» Stated problem a: Set down word for word everything in the PostgreSQL slow-query thread from "After the first" down to "email_events(date DESC, act_owner_id)".

» Selected excerpt:
☆ ☆ ☆

Reputation: 227
I have this simple query in pg
EXPLAIN ANALYZE
select * from email_events
where act_owner_id = 500
order by date desc
limit 500
The first query execution take very long time about 7 seconds.
"Limit (cost=0.43..8792.83 rows=500 width=2311) (actual time=3.064..7282.497 rows=500 loops=1)"
" -> Index Scan Backward using email_events_idx_date on email_events (cost=0.43..233667.36 rows=13288 width=2311) (actual time=3.059..7282.094 rows=500 loops=1)"
" Filter: (act_owner_id = 500)"
" Rows Removed by Filter: 1053020"
"Total runtime: 7282.818 ms"
After the first execution the query i guess is cached and goes in 20-30 ms.
Why the LIMIT is so slow when there is no cache? How can i fix this?
Upvotes: 2
Views: 620
Reputation: 227
CLUSTER TABLE on INDEX seems to fix the problem. It seems that after bulk data loading that data is all over the hard drive. CLUSTER table will re-order the data on the hard drive
Upvotes: 2
Reputation: 324465
PostgreSQL thinks it will be faster to scan the date-ordered index backwards (i.e. in DESC
order), reading every row and throwing away the rows that don't have the right act_owner_id
. It's having to do 1053020 random reads to do this, and backward index scans aren't very fast either.
Try creating an index on email_events(date DESC, act_owner_id)
. I think Pg will be able to do a forward index scan on that and then use the second index term to filter rows, so it shouldn't have to do a heap lookup. Test with EXPLAIN
and see.
Upvotes: 1

☆ ☆ ☆

» Data:
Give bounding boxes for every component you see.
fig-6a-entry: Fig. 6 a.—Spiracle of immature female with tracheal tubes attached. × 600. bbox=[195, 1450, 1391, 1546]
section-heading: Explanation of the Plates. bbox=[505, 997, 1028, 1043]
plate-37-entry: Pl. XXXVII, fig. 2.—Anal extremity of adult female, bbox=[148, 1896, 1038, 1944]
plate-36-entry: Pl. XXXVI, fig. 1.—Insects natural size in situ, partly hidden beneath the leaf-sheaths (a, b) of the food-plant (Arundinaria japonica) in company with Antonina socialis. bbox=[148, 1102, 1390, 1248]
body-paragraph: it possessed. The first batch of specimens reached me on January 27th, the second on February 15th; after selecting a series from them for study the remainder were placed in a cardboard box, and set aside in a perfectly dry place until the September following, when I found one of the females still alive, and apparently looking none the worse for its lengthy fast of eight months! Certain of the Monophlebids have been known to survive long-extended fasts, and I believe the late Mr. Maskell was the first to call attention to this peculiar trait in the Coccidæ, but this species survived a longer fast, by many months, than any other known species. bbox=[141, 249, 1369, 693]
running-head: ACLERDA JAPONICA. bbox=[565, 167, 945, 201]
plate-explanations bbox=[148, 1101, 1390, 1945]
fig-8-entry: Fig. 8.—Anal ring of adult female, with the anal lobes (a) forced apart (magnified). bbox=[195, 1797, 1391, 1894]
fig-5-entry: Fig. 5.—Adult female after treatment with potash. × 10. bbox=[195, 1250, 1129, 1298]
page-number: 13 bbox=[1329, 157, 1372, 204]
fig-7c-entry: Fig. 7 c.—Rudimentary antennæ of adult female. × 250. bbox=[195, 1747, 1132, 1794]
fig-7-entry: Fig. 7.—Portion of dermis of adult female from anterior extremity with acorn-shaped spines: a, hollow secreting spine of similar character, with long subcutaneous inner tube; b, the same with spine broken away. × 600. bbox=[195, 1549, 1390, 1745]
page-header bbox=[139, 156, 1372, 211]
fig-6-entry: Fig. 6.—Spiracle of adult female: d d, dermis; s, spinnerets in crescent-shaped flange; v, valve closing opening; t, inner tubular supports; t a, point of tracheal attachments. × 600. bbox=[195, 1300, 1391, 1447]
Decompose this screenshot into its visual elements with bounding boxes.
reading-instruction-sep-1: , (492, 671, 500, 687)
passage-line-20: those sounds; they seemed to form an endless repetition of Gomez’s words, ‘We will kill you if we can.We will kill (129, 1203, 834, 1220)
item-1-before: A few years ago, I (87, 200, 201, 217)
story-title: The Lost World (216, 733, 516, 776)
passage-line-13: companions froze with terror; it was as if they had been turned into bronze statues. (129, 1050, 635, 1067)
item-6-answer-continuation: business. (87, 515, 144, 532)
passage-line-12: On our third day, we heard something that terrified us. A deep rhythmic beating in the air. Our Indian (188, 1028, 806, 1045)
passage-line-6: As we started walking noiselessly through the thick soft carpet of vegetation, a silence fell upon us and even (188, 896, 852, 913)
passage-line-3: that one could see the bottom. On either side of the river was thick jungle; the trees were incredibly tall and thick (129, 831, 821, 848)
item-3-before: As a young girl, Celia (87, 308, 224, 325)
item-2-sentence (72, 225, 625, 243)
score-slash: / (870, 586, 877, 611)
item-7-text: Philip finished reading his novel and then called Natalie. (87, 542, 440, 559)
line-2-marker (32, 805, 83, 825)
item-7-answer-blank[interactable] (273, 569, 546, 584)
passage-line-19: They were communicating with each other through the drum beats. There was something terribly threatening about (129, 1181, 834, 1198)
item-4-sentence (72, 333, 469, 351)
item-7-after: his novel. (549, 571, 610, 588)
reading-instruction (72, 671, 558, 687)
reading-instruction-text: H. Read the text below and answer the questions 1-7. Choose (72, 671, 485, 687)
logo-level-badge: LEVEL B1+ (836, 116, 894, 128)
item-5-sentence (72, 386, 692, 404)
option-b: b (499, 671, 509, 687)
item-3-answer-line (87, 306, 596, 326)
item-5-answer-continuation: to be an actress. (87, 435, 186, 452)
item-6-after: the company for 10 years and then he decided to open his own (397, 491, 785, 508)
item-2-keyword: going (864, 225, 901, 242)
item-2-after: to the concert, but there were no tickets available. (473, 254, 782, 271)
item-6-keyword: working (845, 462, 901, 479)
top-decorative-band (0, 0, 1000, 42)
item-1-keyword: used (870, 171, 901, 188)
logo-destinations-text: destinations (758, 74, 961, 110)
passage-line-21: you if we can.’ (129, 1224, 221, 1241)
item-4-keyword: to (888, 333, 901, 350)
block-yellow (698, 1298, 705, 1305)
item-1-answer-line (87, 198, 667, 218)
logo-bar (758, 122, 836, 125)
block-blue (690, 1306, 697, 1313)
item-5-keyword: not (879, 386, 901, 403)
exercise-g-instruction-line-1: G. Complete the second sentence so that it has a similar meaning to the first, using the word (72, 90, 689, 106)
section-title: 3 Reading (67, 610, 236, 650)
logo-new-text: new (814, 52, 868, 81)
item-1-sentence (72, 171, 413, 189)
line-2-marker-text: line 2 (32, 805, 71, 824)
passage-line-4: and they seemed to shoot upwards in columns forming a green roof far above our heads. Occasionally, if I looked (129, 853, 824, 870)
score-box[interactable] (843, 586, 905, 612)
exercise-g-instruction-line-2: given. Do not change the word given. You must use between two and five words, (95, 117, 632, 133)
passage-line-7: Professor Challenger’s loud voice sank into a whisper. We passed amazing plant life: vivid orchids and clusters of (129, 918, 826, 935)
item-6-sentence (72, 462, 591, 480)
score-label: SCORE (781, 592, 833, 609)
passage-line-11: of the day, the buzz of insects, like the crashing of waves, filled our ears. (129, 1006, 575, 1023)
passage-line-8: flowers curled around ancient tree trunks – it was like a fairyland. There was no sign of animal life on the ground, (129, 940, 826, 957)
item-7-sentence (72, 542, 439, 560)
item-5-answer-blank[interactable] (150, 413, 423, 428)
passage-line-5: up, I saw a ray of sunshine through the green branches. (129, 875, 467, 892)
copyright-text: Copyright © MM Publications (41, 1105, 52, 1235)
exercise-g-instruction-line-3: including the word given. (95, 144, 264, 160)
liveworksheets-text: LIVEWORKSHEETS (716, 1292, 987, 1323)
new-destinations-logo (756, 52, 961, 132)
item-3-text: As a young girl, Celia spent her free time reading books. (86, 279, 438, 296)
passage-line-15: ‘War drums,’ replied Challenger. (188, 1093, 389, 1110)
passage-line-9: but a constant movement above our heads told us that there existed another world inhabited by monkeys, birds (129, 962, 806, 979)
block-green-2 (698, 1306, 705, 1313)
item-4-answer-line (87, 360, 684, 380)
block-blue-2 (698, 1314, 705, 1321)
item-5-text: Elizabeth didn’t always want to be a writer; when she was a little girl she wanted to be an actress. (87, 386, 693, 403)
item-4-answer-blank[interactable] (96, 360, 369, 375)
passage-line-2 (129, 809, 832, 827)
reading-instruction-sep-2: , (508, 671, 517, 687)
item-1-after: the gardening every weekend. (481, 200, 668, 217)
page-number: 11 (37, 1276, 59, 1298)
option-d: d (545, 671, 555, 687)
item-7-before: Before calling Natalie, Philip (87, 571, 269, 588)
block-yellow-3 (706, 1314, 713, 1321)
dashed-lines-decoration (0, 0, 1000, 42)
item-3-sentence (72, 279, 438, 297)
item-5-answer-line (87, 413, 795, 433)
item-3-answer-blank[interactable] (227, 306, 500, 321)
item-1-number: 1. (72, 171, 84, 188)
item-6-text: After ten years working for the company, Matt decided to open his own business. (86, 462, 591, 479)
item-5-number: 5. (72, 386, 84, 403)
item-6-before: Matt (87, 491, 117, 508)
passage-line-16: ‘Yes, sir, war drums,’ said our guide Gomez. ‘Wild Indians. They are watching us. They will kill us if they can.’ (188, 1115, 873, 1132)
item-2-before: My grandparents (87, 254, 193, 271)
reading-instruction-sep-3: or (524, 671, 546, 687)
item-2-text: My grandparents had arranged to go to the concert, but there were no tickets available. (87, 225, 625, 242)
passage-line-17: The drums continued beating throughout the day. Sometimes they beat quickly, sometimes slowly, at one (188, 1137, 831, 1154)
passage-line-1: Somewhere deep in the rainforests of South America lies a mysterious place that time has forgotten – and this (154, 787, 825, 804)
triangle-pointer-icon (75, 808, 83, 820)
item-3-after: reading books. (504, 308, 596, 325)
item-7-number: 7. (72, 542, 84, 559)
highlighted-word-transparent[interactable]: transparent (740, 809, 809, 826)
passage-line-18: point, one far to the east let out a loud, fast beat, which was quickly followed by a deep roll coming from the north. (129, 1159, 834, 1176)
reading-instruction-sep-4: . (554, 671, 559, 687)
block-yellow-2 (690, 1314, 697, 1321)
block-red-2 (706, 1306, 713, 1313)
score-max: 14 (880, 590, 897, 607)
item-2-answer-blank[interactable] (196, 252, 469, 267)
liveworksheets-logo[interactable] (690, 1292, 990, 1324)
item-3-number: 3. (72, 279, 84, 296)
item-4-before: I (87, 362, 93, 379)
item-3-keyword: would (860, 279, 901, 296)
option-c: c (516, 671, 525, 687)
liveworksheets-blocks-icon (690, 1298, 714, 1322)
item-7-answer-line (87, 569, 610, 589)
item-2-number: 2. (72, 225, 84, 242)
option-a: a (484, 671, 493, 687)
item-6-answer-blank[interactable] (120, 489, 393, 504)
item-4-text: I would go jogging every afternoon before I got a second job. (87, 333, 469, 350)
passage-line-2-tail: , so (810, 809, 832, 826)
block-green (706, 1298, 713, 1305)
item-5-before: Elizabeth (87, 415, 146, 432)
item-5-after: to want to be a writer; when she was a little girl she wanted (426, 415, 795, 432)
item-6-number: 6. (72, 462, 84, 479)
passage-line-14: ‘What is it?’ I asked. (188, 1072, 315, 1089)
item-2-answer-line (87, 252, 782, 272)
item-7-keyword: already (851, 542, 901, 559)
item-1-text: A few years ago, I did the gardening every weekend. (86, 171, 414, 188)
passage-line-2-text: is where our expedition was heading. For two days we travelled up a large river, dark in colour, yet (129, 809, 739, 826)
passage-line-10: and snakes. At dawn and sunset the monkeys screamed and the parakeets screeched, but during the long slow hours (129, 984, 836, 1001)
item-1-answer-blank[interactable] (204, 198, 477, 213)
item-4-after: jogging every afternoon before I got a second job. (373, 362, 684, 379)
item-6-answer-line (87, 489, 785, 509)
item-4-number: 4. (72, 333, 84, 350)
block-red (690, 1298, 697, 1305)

☆ ☆ ☆

» Stated problem b: Rewrite the records from their first line down to the line containing "section-heading: Explanation of", replacing "immature" with "young" and leaving everything else unchanged.

» Expected output a:
After the first execution the query i guess is cached and goes in 20-30 ms.
Why the LIMIT is so slow when there is no cache? How can i fix this?
Upvotes: 2
Views: 620
Reputation: 227
CLUSTER TABLE on INDEX seems to fix the problem. It seems that after bulk data loading that data is all over the hard drive. CLUSTER table will re-order the data on the hard drive
Upvotes: 2
Reputation: 324465
PostgreSQL thinks it will be faster to scan the date-ordered index backwards (i.e. in DESC
order), reading every row and throwing away the rows that don't have the right act_owner_id
. It's having to do 1053020 random reads to do this, and backward index scans aren't very fast either.
Try creating an index on email_events(date DESC, act_owner_id)

» Expected output b:
Give bounding boxes for every component you see.
fig-6a-entry: Fig. 6 a.—Spiracle of young female with tracheal tubes attached. × 600. bbox=[195, 1450, 1391, 1546]
section-heading: Explanation of the Plates. bbox=[505, 997, 1028, 1043]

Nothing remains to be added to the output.